- [AIM]: Write out all the entries word for word, but skip any images.

- [DATA TO PROCESS]:
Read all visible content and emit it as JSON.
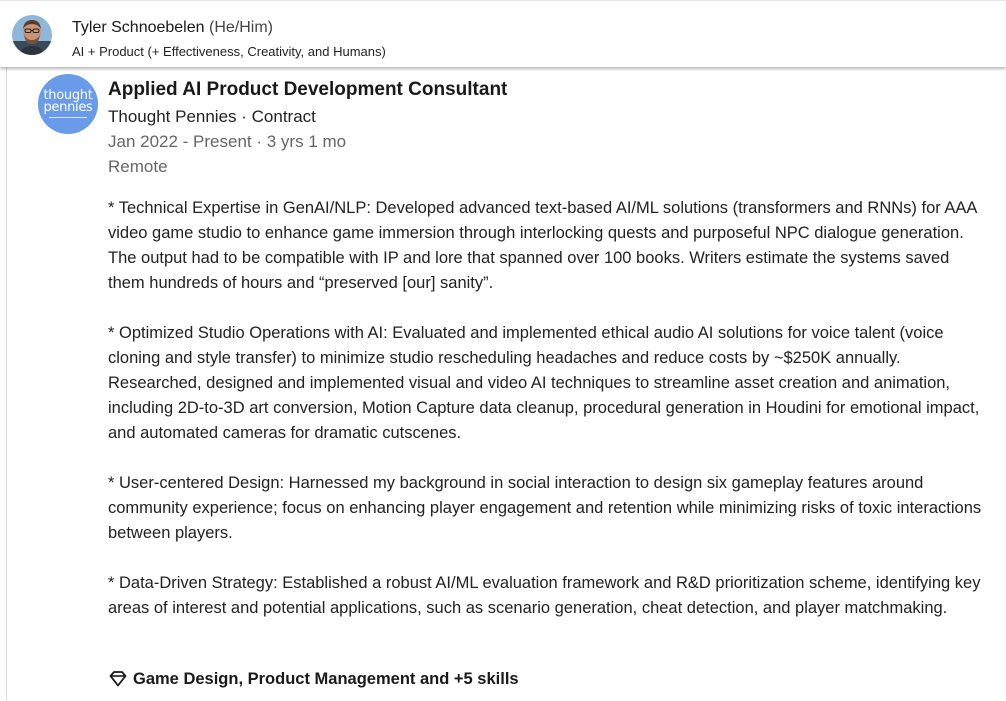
{
  "profile": {
    "name": "Tyler Schnoebelen",
    "pronouns": "(He/Him)",
    "headline": "AI + Product (+ Effectiveness, Creativity, and Humans)"
  },
  "experience": {
    "company_logo_text": [
      "thought",
      "pennies"
    ],
    "title": "Applied AI Product Development Consultant",
    "company_line": "Thought Pennies · Contract",
    "dates": "Jan 2022 - Present · 3 yrs 1 mo",
    "location": "Remote",
    "description": [
      "* Technical Expertise in GenAI/NLP: Developed advanced text-based AI/ML solutions (transformers and RNNs) for AAA video game studio to enhance game immersion through interlocking quests and purposeful NPC dialogue generation. The output had to be compatible with IP and lore that spanned over 100 books. Writers estimate the systems saved them hundreds of hours and “preserved [our] sanity”.",
      "* Optimized Studio Operations with AI: Evaluated and implemented ethical audio AI solutions for voice talent (voice cloning and style transfer) to minimize studio rescheduling headaches and reduce costs by ~$250K annually. Researched, designed and implemented visual and video AI techniques to streamline asset creation and animation, including 2D-to-3D art conversion, Motion Capture data cleanup, procedural generation in Houdini for emotional impact, and automated cameras for dramatic cutscenes.",
      "* User-centered Design: Harnessed my background in social interaction to design six gameplay features around community experience; focus on enhancing player engagement and retention while minimizing risks of toxic interactions between players.",
      "* Data-Driven Strategy: Established a robust AI/ML evaluation framework and R&D prioritization scheme, identifying key areas of interest and potential applications, such as scenario generation, cheat detection, and player matchmaking."
    ],
    "skills_label": "Game Design, Product Management and +5 skills",
    "skills_icon": "diamond-icon"
  },
  "colors": {
    "logo_bg": "#6a9be8",
    "muted_text": "#666666",
    "body_text": "#222222"
  }
}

- [REPLY TO THE TASK]:
Read all visible content and emit it as JSON.
{
  "profile": {
    "name": "Tyler Schnoebelen",
    "pronouns": "(He/Him)",
    "headline": "AI + Product (+ Effectiveness, Creativity, and Humans)"
  },
  "experience": {
    "company_logo_text": [
      "thought",
      "pennies"
    ],
    "title": "Applied AI Product Development Consultant",
    "company_line": "Thought Pennies · Contract",
    "dates": "Jan 2022 - Present · 3 yrs 1 mo",
    "location": "Remote",
    "description": [
      "* Technical Expertise in GenAI/NLP: Developed advanced text-based AI/ML solutions (transformers and RNNs) for AAA video game studio to enhance game immersion through interlocking quests and purposeful NPC dialogue generation. The output had to be compatible with IP and lore that spanned over 100 books. Writers estimate the systems saved them hundreds of hours and “preserved [our] sanity”.",
      "* Optimized Studio Operations with AI: Evaluated and implemented ethical audio AI solutions for voice talent (voice cloning and style transfer) to minimize studio rescheduling headaches and reduce costs by ~$250K annually. Researched, designed and implemented visual and video AI techniques to streamline asset creation and animation, including 2D-to-3D art conversion, Motion Capture data cleanup, procedural generation in Houdini for emotional impact, and automated cameras for dramatic cutscenes.",
      "* User-centered Design: Harnessed my background in social interaction to design six gameplay features around community experience; focus on enhancing player engagement and retention while minimizing risks of toxic interactions between players.",
      "* Data-Driven Strategy: Established a robust AI/ML evaluation framework and R&D prioritization scheme, identifying key areas of interest and potential applications, such as scenario generation, cheat detection, and player matchmaking."
    ],
    "skills_label": "Game Design, Product Management and +5 skills",
    "skills_icon": "diamond-icon"
  },
  "colors": {
    "logo_bg": "#6a9be8",
    "muted_text": "#666666",
    "body_text": "#222222"
  }
}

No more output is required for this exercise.